- **Given problem**:
Check every line of the material below for the string "developer", and return the ones that have it.

A run of records
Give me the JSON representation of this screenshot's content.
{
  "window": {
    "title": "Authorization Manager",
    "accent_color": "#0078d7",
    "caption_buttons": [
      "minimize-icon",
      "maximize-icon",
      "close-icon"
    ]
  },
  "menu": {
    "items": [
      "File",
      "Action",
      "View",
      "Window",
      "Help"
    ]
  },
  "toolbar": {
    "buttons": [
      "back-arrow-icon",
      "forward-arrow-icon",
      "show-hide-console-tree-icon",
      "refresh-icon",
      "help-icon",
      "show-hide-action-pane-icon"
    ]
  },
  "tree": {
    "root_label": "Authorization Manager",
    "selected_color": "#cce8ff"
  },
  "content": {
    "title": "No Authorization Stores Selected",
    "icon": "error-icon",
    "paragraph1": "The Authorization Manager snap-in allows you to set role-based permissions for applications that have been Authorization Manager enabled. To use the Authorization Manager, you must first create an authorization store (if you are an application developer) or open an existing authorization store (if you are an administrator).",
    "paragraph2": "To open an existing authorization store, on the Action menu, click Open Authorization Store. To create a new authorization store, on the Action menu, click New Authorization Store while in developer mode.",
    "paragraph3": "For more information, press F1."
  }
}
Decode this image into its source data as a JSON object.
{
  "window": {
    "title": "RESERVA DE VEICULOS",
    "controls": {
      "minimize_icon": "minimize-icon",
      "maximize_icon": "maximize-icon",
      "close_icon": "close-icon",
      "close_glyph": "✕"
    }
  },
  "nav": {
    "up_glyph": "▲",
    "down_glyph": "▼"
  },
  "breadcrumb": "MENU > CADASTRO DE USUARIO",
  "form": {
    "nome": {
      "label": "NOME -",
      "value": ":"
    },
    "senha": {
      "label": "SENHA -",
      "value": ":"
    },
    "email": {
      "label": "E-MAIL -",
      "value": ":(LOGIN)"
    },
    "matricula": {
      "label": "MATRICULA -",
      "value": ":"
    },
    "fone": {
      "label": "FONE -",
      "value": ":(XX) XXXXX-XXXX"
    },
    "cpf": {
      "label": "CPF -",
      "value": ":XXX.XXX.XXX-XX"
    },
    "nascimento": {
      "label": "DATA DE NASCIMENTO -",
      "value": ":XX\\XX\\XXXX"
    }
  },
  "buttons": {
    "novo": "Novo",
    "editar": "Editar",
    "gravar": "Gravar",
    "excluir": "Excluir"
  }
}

- **Completed task**:
    "paragraph1": "The Authorization Manager snap-in allows you to set role-based permissions for applications that have been Authorization Manager enabled. To use the Authorization Manager, you must first create an authorization store (if you are an application developer) or open an existing authorization store (if you are an administrator).",
    "paragraph2": "To open an existing authorization store, on the Action menu, click Open Authorization Store. To create a new authorization store, on the Action menu, click New Authorization Store while in developer mode.",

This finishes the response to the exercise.